Task prompt: Transcribe every record that appears below, exactly and in full.

-- Start of Data to process --

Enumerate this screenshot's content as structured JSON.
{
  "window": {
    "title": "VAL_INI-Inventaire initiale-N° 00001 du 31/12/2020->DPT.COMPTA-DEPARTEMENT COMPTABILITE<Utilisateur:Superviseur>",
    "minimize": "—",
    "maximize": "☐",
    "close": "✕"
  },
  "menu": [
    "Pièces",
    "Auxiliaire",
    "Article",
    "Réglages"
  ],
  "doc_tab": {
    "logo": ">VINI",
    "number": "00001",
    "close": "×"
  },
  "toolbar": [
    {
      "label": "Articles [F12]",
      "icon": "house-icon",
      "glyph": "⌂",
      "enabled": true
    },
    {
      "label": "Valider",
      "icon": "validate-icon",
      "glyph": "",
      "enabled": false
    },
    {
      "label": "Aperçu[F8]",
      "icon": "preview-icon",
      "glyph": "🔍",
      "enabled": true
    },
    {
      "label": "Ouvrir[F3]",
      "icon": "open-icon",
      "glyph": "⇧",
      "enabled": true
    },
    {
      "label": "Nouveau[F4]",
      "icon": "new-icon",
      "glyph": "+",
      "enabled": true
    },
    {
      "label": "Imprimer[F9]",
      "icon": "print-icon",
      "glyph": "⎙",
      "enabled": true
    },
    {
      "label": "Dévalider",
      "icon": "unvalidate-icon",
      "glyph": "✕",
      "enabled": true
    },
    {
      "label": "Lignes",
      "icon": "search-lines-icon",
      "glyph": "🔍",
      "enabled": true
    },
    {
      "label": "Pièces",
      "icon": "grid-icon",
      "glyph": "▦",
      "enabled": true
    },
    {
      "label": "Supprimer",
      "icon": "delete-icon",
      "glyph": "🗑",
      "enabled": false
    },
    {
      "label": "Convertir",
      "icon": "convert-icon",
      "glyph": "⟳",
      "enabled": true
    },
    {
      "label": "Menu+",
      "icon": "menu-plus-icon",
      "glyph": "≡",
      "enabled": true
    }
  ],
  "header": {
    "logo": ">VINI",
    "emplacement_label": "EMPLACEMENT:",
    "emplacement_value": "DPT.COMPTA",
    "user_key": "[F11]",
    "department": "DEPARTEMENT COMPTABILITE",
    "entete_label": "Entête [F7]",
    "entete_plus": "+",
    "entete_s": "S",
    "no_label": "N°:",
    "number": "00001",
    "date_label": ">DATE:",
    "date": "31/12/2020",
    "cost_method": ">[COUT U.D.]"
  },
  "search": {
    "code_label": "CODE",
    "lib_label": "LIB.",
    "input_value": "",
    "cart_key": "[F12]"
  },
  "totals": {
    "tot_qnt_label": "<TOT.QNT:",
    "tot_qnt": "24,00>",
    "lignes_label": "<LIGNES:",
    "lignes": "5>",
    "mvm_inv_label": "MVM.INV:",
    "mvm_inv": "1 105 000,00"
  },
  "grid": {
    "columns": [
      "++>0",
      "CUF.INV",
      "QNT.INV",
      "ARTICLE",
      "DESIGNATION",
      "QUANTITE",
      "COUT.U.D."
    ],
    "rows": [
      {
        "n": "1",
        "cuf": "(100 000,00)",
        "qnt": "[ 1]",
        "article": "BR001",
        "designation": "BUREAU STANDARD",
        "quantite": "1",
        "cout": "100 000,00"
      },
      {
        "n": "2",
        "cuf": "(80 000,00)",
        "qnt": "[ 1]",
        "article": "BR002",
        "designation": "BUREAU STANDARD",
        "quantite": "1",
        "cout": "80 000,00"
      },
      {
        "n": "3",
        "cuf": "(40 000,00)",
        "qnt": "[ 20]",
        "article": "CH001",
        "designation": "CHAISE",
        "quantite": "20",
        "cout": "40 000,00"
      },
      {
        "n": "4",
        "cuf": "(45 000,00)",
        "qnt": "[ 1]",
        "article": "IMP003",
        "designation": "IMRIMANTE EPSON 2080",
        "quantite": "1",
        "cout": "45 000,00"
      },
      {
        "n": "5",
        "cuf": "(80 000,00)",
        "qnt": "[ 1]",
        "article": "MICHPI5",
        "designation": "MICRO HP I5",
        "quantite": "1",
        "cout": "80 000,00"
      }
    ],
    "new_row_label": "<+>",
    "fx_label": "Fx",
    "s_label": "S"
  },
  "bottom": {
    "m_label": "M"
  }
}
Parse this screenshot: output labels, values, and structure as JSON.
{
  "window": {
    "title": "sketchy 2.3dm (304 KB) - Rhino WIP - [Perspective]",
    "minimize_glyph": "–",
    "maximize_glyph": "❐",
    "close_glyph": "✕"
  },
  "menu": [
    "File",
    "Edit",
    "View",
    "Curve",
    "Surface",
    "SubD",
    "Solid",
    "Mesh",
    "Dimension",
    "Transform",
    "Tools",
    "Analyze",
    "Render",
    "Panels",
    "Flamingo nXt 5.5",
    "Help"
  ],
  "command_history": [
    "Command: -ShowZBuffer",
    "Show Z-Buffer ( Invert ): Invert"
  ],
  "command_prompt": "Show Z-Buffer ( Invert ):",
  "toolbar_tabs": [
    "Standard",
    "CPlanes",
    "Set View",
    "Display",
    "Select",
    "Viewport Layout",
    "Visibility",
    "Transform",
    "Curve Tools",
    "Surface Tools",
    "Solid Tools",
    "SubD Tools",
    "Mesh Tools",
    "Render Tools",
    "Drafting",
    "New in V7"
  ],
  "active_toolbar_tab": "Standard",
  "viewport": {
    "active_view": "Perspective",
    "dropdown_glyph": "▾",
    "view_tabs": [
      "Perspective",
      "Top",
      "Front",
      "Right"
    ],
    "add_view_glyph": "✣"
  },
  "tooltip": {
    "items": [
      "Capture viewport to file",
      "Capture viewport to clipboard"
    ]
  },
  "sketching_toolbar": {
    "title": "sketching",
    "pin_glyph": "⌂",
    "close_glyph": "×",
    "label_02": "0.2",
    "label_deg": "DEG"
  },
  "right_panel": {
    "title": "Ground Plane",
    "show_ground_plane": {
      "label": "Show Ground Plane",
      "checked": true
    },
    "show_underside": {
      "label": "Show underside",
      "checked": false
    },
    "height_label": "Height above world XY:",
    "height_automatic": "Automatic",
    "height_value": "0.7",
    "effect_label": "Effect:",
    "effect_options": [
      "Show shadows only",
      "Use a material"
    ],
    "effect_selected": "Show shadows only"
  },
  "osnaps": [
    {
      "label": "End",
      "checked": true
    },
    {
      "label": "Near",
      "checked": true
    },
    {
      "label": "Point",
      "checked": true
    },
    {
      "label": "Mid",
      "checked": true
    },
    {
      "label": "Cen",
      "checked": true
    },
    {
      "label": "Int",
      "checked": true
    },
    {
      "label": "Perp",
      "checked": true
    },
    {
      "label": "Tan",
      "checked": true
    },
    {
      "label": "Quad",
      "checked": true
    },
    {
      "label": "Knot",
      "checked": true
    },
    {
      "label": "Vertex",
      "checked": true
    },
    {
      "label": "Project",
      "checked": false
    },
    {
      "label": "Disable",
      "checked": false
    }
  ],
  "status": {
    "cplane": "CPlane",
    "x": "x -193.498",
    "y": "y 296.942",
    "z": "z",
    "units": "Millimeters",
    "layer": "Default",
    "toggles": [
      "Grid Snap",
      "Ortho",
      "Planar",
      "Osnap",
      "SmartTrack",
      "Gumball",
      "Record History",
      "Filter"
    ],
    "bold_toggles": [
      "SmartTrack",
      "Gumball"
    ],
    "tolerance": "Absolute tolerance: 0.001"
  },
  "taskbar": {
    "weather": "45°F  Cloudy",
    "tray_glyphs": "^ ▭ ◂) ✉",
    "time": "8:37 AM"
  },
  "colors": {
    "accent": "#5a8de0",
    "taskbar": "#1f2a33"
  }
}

-- End of Data to process --

Solution for this exercise:
Enumerate this screenshot's content as structured JSON.
{
  "window": {
    "title": "VAL_INI-Inventaire initiale-N° 00001 du 31/12/2020->DPT.COMPTA-DEPARTEMENT COMPTABILITE<Utilisateur:Superviseur>",
    "minimize": "—",
    "maximize": "☐",
    "close": "✕"
  },
  "menu": [
    "Pièces",
    "Auxiliaire",
    "Article",
    "Réglages"
  ],
  "doc_tab": {
    "logo": ">VINI",
    "number": "00001",
    "close": "×"
  },
  "toolbar": [
    {
      "label": "Articles [F12]",
      "icon": "house-icon",
      "glyph": "⌂",
      "enabled": true
    },
    {
      "label": "Valider",
      "icon": "validate-icon",
      "glyph": "",
      "enabled": false
    },
    {
      "label": "Aperçu[F8]",
      "icon": "preview-icon",
      "glyph": "🔍",
      "enabled": true
    },
    {
      "label": "Ouvrir[F3]",
      "icon": "open-icon",
      "glyph": "⇧",
      "enabled": true
    },
    {
      "label": "Nouveau[F4]",
      "icon": "new-icon",
      "glyph": "+",
      "enabled": true
    },
    {
      "label": "Imprimer[F9]",
      "icon": "print-icon",
      "glyph": "⎙",
      "enabled": true
    },
    {
      "label": "Dévalider",
      "icon": "unvalidate-icon",
      "glyph": "✕",
      "enabled": true
    },
    {
      "label": "Lignes",
      "icon": "search-lines-icon",
      "glyph": "🔍",
      "enabled": true
    },
    {
      "label": "Pièces",
      "icon": "grid-icon",
      "glyph": "▦",
      "enabled": true
    },
    {
      "label": "Supprimer",
      "icon": "delete-icon",
      "glyph": "🗑",
      "enabled": false
    },
    {
      "label": "Convertir",
      "icon": "convert-icon",
      "glyph": "⟳",
      "enabled": true
    },
    {
      "label": "Menu+",
      "icon": "menu-plus-icon",
      "glyph": "≡",
      "enabled": true
    }
  ],
  "header": {
    "logo": ">VINI",
    "emplacement_label": "EMPLACEMENT:",
    "emplacement_value": "DPT.COMPTA",
    "user_key": "[F11]",
    "department": "DEPARTEMENT COMPTABILITE",
    "entete_label": "Entête [F7]",
    "entete_plus": "+",
    "entete_s": "S",
    "no_label": "N°:",
    "number": "00001",
    "date_label": ">DATE:",
    "date": "31/12/2020",
    "cost_method": ">[COUT U.D.]"
  },
  "search": {
    "code_label": "CODE",
    "lib_label": "LIB.",
    "input_value": "",
    "cart_key": "[F12]"
  },
  "totals": {
    "tot_qnt_label": "<TOT.QNT:",
    "tot_qnt": "24,00>",
    "lignes_label": "<LIGNES:",
    "lignes": "5>",
    "mvm_inv_label": "MVM.INV:",
    "mvm_inv": "1 105 000,00"
  },
  "grid": {
    "columns": [
      "++>0",
      "CUF.INV",
      "QNT.INV",
      "ARTICLE",
      "DESIGNATION",
      "QUANTITE",
      "COUT.U.D."
    ],
    "rows": [
      {
        "n": "1",
        "cuf": "(100 000,00)",
        "qnt": "[ 1]",
        "article": "BR001",
        "designation": "BUREAU STANDARD",
        "quantite": "1",
        "cout": "100 000,00"
      },
      {
        "n": "2",
        "cuf": "(80 000,00)",
        "qnt": "[ 1]",
        "article": "BR002",
        "designation": "BUREAU STANDARD",
        "quantite": "1",
        "cout": "80 000,00"
      },
      {
        "n": "3",
        "cuf": "(40 000,00)",
        "qnt": "[ 20]",
        "article": "CH001",
        "designation": "CHAISE",
        "quantite": "20",
        "cout": "40 000,00"
      },
      {
        "n": "4",
        "cuf": "(45 000,00)",
        "qnt": "[ 1]",
        "article": "IMP003",
        "designation": "IMRIMANTE EPSON 2080",
        "quantite": "1",
        "cout": "45 000,00"
      },
      {
        "n": "5",
        "cuf": "(80 000,00)",
        "qnt": "[ 1]",
        "article": "MICHPI5",
        "designation": "MICRO HP I5",
        "quantite": "1",
        "cout": "80 000,00"
      }
    ],
    "new_row_label": "<+>",
    "fx_label": "Fx",
    "s_label": "S"
  },
  "bottom": {
    "m_label": "M"
  }
}
Parse this screenshot: output labels, values, and structure as JSON.
{
  "window": {
    "title": "sketchy 2.3dm (304 KB) - Rhino WIP - [Perspective]",
    "minimize_glyph": "–",
    "maximize_glyph": "❐",
    "close_glyph": "✕"
  },
  "menu": [
    "File",
    "Edit",
    "View",
    "Curve",
    "Surface",
    "SubD",
    "Solid",
    "Mesh",
    "Dimension",
    "Transform",
    "Tools",
    "Analyze",
    "Render",
    "Panels",
    "Flamingo nXt 5.5",
    "Help"
  ],
  "command_history": [
    "Command: -ShowZBuffer",
    "Show Z-Buffer ( Invert ): Invert"
  ],
  "command_prompt": "Show Z-Buffer ( Invert ):",
  "toolbar_tabs": [
    "Standard",
    "CPlanes",
    "Set View",
    "Display",
    "Select",
    "Viewport Layout",
    "Visibility",
    "Transform",
    "Curve Tools",
    "Surface Tools",
    "Solid Tools",
    "SubD Tools",
    "Mesh Tools",
    "Render Tools",
    "Drafting",
    "New in V7"
  ],
  "active_toolbar_tab": "Standard",
  "viewport": {
    "active_view": "Perspective",
    "dropdown_glyph": "▾",
    "view_tabs": [
      "Perspective",
      "Top",
      "Front",
      "Right"
    ],
    "add_view_glyph": "✣"
  },
  "tooltip": {
    "items": [
      "Capture viewport to file",
      "Capture viewport to clipboard"
    ]
  },
  "sketching_toolbar": {
    "title": "sketching",
    "pin_glyph": "⌂",
    "close_glyph": "×",
    "label_02": "0.2",
    "label_deg": "DEG"
  },
  "right_panel": {
    "title": "Ground Plane",
    "show_ground_plane": {
      "label": "Show Ground Plane",
      "checked": true
    },
    "show_underside": {
      "label": "Show underside",
      "checked": false
    },
    "height_label": "Height above world XY:",
    "height_automatic": "Automatic",
    "height_value": "0.7",
    "effect_label": "Effect:",
    "effect_options": [
      "Show shadows only",
      "Use a material"
    ],
    "effect_selected": "Show shadows only"
  },
  "osnaps": [
    {
      "label": "End",
      "checked": true
    },
    {
      "label": "Near",
      "checked": true
    },
    {
      "label": "Point",
      "checked": true
    },
    {
      "label": "Mid",
      "checked": true
    },
    {
      "label": "Cen",
      "checked": true
    },
    {
      "label": "Int",
      "checked": true
    },
    {
      "label": "Perp",
      "checked": true
    },
    {
      "label": "Tan",
      "checked": true
    },
    {
      "label": "Quad",
      "checked": true
    },
    {
      "label": "Knot",
      "checked": true
    },
    {
      "label": "Vertex",
      "checked": true
    },
    {
      "label": "Project",
      "checked": false
    },
    {
      "label": "Disable",
      "checked": false
    }
  ],
  "status": {
    "cplane": "CPlane",
    "x": "x -193.498",
    "y": "y 296.942",
    "z": "z",
    "units": "Millimeters",
    "layer": "Default",
    "toggles": [
      "Grid Snap",
      "Ortho",
      "Planar",
      "Osnap",
      "SmartTrack",
      "Gumball",
      "Record History",
      "Filter"
    ],
    "bold_toggles": [
      "SmartTrack",
      "Gumball"
    ],
    "tolerance": "Absolute tolerance: 0.001"
  },
  "taskbar": {
    "weather": "45°F  Cloudy",
    "tray_glyphs": "^ ▭ ◂) ✉",
    "time": "8:37 AM"
  },
  "colors": {
    "accent": "#5a8de0",
    "taskbar": "#1f2a33"
  }
}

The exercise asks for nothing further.